• **REQUIRED TASK**
Can you output the records below exactly as they are written?

Chart and figure data:
------

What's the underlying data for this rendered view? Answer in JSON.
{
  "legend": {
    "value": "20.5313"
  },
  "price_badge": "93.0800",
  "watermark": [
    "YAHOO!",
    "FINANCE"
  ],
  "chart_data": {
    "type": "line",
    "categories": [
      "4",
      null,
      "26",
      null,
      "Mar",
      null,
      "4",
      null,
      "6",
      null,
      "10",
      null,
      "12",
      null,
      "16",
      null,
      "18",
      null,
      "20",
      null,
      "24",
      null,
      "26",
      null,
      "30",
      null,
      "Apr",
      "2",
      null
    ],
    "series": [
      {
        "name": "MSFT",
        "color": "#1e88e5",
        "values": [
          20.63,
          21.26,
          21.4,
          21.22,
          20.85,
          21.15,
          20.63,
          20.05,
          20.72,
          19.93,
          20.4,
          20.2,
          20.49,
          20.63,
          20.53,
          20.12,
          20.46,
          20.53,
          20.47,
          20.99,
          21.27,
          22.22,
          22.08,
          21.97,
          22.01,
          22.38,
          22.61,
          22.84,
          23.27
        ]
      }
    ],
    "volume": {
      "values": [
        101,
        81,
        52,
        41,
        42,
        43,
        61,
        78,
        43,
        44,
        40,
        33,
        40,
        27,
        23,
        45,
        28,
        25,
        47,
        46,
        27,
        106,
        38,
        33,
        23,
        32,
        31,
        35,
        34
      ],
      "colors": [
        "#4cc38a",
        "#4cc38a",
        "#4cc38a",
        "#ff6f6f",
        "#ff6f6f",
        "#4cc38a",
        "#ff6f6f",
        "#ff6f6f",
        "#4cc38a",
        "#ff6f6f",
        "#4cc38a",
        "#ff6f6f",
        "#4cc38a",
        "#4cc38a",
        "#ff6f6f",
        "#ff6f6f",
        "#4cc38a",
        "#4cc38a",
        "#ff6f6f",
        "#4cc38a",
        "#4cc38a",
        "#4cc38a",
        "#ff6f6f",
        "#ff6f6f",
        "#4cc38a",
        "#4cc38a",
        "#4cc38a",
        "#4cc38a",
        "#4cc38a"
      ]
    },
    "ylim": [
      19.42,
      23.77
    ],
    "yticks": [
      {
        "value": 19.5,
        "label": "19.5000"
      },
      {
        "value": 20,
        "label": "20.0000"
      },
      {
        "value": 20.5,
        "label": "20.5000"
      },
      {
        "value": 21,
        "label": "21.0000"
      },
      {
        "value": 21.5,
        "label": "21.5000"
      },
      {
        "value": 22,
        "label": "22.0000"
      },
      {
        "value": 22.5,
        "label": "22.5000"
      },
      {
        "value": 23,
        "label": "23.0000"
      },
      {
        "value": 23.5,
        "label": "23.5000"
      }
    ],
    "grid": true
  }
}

------

• **OUTPUT BELOW**
What's the underlying data for this rendered view? Answer in JSON.
{
  "legend": {
    "value": "20.5313"
  },
  "price_badge": "93.0800",
  "watermark": [
    "YAHOO!",
    "FINANCE"
  ],
  "chart_data": {
    "type": "line",
    "categories": [
      "4",
      null,
      "26",
      null,
      "Mar",
      null,
      "4",
      null,
      "6",
      null,
      "10",
      null,
      "12",
      null,
      "16",
      null,
      "18",
      null,
      "20",
      null,
      "24",
      null,
      "26",
      null,
      "30",
      null,
      "Apr",
      "2",
      null
    ],
    "series": [
      {
        "name": "MSFT",
        "color": "#1e88e5",
        "values": [
          20.63,
          21.26,
          21.4,
          21.22,
          20.85,
          21.15,
          20.63,
          20.05,
          20.72,
          19.93,
          20.4,
          20.2,
          20.49,
          20.63,
          20.53,
          20.12,
          20.46,
          20.53,
          20.47,
          20.99,
          21.27,
          22.22,
          22.08,
          21.97,
          22.01,
          22.38,
          22.61,
          22.84,
          23.27
        ]
      }
    ],
    "volume": {
      "values": [
        101,
        81,
        52,
        41,
        42,
        43,
        61,
        78,
        43,
        44,
        40,
        33,
        40,
        27,
        23,
        45,
        28,
        25,
        47,
        46,
        27,
        106,
        38,
        33,
        23,
        32,
        31,
        35,
        34
      ],
      "colors": [
        "#4cc38a",
        "#4cc38a",
        "#4cc38a",
        "#ff6f6f",
        "#ff6f6f",
        "#4cc38a",
        "#ff6f6f",
        "#ff6f6f",
        "#4cc38a",
        "#ff6f6f",
        "#4cc38a",
        "#ff6f6f",
        "#4cc38a",
        "#4cc38a",
        "#ff6f6f",
        "#ff6f6f",
        "#4cc38a",
        "#4cc38a",
        "#ff6f6f",
        "#4cc38a",
        "#4cc38a",
        "#4cc38a",
        "#ff6f6f",
        "#ff6f6f",
        "#4cc38a",
        "#4cc38a",
        "#4cc38a",
        "#4cc38a",
        "#4cc38a"
      ]
    },
    "ylim": [
      19.42,
      23.77
    ],
    "yticks": [
      {
        "value": 19.5,
        "label": "19.5000"
      },
      {
        "value": 20,
        "label": "20.0000"
      },
      {
        "value": 20.5,
        "label": "20.5000"
      },
      {
        "value": 21,
        "label": "21.0000"
      },
      {
        "value": 21.5,
        "label": "21.5000"
      },
      {
        "value": 22,
        "label": "22.0000"
      },
      {
        "value": 22.5,
        "label": "22.5000"
      },
      {
        "value": 23,
        "label": "23.0000"
      },
      {
        "value": 23.5,
        "label": "23.5000"
      }
    ],
    "grid": true
  }
}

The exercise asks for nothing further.